:: Listing

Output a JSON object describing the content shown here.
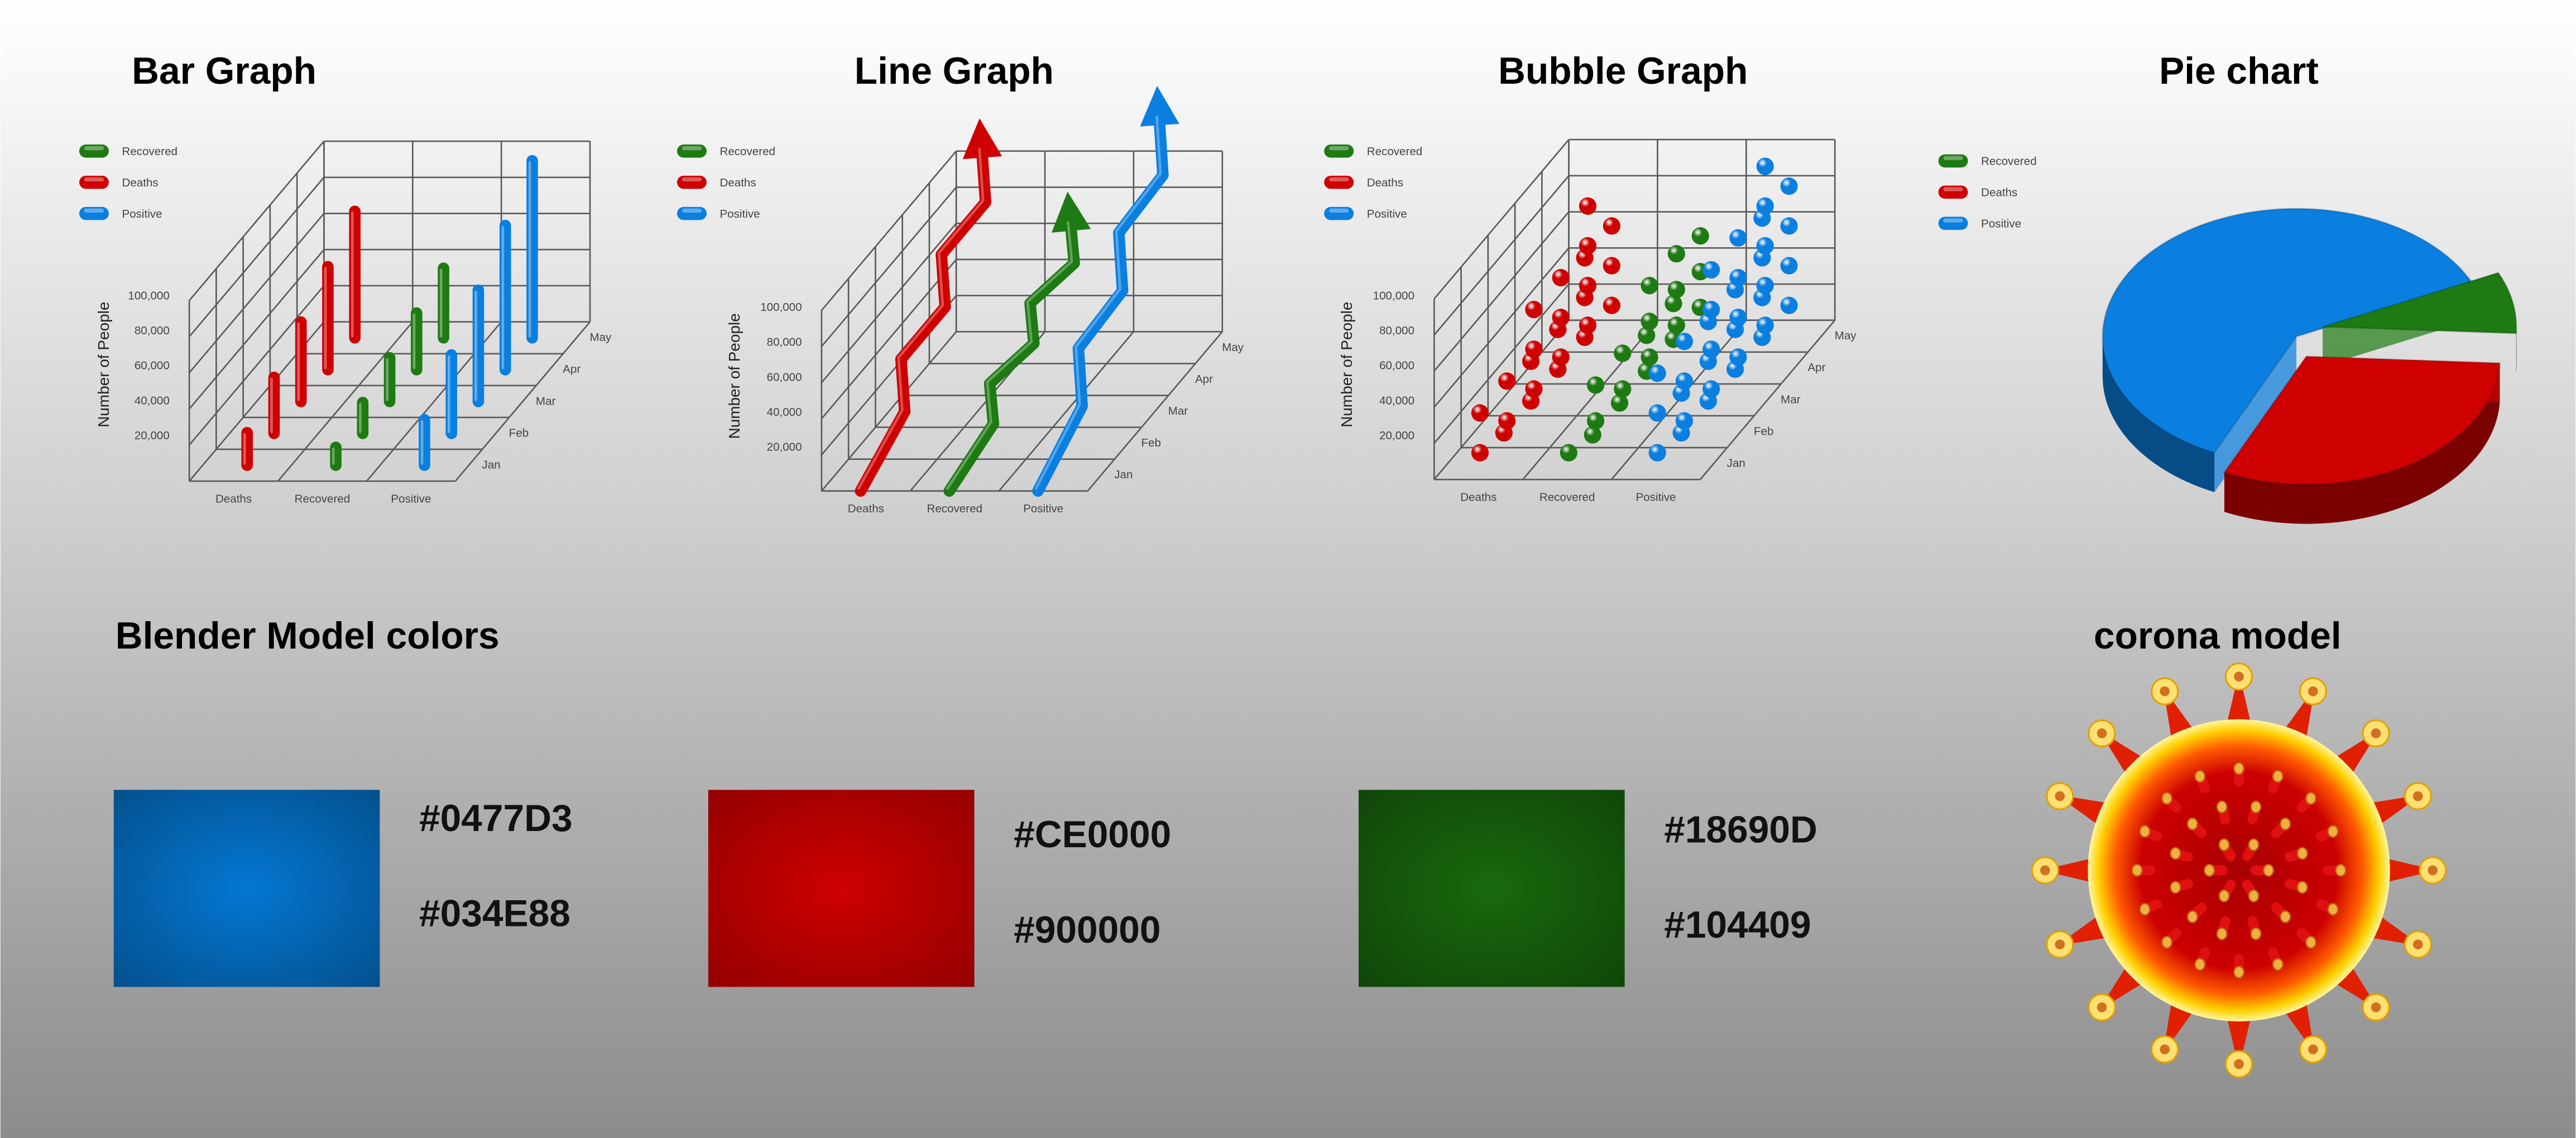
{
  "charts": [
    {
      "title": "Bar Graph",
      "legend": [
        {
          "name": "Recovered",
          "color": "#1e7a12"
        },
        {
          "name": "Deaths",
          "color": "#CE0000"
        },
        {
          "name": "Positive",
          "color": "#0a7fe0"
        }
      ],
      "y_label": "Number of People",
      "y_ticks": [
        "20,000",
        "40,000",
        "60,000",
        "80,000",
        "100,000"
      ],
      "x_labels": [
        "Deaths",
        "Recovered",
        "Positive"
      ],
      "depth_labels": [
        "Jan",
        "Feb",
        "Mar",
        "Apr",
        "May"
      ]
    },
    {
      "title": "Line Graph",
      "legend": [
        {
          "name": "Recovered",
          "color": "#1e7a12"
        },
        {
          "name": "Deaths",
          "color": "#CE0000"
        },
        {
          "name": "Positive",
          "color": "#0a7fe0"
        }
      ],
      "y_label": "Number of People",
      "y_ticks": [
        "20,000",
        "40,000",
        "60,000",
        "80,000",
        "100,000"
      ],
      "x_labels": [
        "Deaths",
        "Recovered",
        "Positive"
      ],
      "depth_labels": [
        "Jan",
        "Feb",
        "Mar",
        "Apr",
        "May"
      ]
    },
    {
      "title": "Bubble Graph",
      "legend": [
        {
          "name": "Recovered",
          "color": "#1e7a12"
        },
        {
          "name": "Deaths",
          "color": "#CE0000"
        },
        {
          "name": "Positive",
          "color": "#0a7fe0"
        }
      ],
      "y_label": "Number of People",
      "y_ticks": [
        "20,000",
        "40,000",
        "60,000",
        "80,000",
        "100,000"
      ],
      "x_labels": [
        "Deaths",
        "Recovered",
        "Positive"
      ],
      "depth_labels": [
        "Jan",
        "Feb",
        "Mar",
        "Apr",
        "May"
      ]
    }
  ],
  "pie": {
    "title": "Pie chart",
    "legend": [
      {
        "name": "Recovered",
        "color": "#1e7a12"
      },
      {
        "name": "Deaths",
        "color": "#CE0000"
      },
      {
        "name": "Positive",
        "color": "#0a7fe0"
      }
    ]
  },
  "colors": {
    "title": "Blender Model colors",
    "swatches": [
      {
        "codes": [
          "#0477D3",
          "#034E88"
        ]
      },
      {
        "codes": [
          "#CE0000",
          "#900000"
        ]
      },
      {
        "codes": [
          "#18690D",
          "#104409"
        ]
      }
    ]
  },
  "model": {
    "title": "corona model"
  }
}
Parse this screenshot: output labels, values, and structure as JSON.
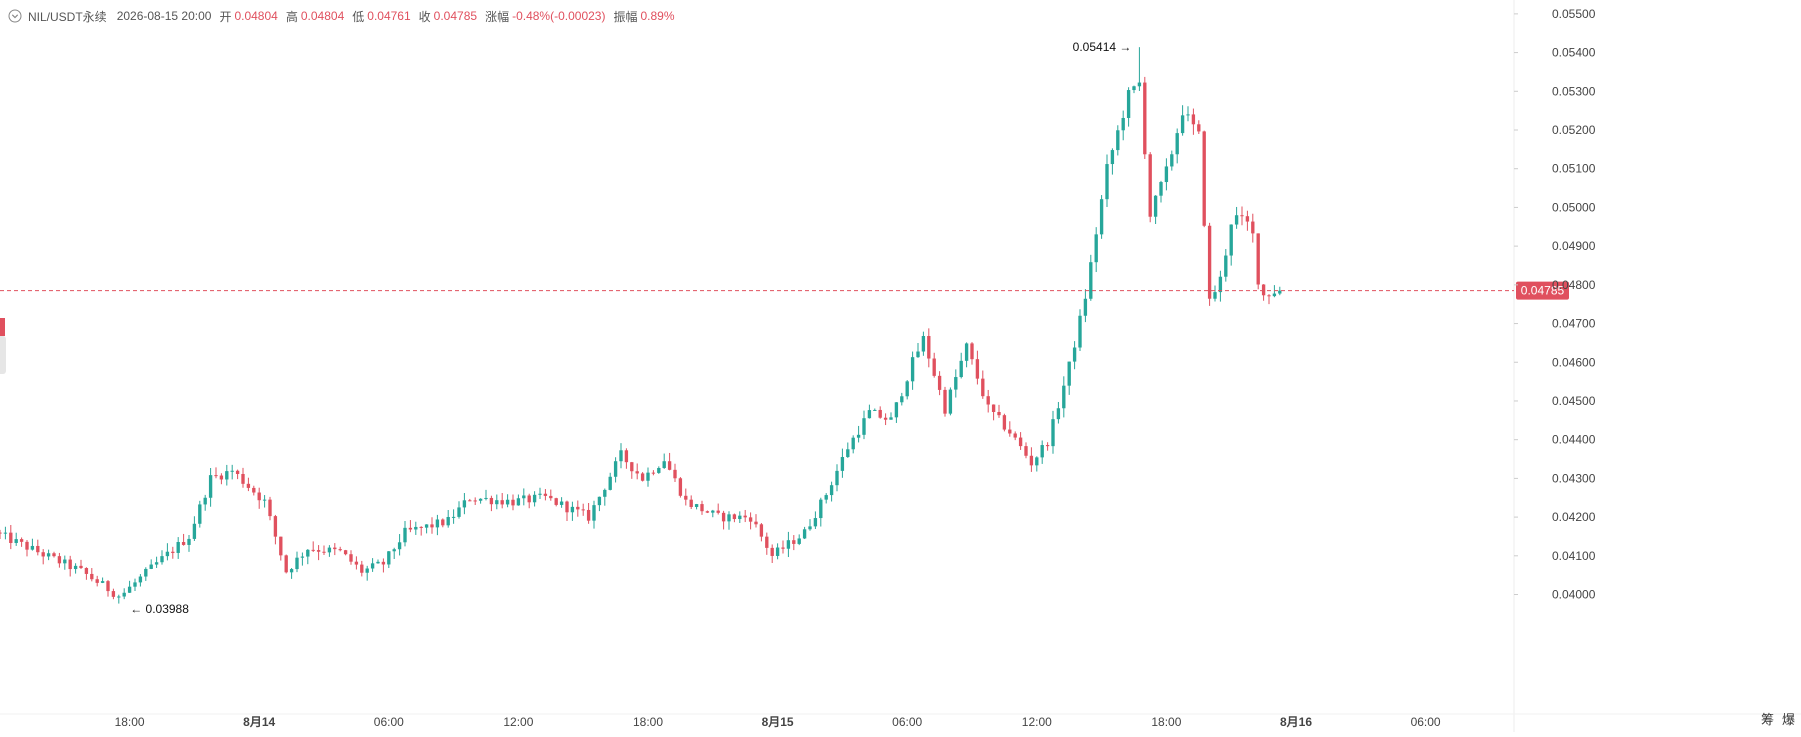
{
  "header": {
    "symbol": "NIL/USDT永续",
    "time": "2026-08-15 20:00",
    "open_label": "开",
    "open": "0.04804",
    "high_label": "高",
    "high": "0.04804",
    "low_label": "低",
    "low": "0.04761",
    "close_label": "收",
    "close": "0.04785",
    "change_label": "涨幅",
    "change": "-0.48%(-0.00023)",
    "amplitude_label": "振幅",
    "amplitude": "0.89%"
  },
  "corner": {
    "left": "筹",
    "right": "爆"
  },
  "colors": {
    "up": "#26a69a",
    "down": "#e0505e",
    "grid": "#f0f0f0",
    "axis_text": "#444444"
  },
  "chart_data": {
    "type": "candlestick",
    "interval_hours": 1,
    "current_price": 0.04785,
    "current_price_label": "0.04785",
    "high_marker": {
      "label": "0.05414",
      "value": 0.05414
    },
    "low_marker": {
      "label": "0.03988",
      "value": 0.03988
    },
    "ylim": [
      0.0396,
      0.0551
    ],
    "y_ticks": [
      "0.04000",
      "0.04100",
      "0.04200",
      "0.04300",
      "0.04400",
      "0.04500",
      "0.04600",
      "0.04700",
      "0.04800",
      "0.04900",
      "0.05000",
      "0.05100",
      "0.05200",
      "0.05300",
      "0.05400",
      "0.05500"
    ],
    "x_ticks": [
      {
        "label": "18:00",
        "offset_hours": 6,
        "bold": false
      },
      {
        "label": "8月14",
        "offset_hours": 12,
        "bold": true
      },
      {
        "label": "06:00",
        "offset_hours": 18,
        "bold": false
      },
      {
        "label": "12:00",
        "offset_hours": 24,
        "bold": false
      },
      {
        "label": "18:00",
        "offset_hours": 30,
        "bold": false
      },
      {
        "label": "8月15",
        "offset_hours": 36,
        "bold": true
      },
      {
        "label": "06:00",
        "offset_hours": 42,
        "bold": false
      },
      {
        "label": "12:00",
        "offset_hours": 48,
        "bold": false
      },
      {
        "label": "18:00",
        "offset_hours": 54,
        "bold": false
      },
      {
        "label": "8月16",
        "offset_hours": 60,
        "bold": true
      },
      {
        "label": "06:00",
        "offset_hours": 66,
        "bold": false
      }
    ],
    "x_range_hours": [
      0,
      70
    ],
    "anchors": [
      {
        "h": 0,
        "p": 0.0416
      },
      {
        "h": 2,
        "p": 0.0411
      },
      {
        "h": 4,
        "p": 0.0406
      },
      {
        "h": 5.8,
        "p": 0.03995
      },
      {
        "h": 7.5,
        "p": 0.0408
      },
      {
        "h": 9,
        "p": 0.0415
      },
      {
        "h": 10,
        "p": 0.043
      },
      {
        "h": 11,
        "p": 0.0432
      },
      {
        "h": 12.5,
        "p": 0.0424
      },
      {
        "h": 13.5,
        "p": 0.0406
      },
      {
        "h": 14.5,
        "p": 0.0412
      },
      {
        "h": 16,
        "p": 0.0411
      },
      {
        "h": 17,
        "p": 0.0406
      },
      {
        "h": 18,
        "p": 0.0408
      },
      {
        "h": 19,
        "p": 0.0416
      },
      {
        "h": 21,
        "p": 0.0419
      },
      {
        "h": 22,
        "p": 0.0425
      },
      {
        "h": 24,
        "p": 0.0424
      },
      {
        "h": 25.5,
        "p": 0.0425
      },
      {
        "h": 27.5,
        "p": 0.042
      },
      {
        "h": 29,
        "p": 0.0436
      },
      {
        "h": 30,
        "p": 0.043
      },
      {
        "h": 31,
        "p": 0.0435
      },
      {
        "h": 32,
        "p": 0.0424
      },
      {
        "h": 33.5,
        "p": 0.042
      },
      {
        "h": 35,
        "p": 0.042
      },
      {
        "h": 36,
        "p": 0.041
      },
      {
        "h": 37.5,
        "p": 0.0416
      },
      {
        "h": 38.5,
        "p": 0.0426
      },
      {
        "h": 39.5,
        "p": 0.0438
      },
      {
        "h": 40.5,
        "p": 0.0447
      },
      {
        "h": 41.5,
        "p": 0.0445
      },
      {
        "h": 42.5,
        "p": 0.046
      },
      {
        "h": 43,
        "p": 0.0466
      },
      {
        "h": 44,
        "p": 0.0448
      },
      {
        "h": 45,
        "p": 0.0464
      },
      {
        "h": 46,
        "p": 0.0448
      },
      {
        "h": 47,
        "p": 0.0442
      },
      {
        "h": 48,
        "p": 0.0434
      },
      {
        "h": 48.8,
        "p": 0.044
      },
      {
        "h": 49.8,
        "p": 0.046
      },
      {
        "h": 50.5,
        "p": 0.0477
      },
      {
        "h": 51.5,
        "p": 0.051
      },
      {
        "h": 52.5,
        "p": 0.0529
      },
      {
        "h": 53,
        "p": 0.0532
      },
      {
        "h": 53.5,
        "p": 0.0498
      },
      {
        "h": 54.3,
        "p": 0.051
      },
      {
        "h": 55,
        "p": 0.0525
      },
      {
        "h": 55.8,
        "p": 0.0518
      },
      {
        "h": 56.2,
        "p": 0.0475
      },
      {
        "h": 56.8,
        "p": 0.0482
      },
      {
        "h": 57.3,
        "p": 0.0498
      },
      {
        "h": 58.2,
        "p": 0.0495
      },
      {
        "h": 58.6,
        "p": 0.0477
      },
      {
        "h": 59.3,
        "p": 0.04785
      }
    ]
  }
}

::::

Task ▸ Only lines with the string "title" belong in your answer; copy each one.

Written solution ▸
      "title": "Bar Graph",
      "title": "Line Graph",
      "title": "Bubble Graph",
    "title": "Pie chart",
    "title": "Blender Model colors",
    "title": "corona model"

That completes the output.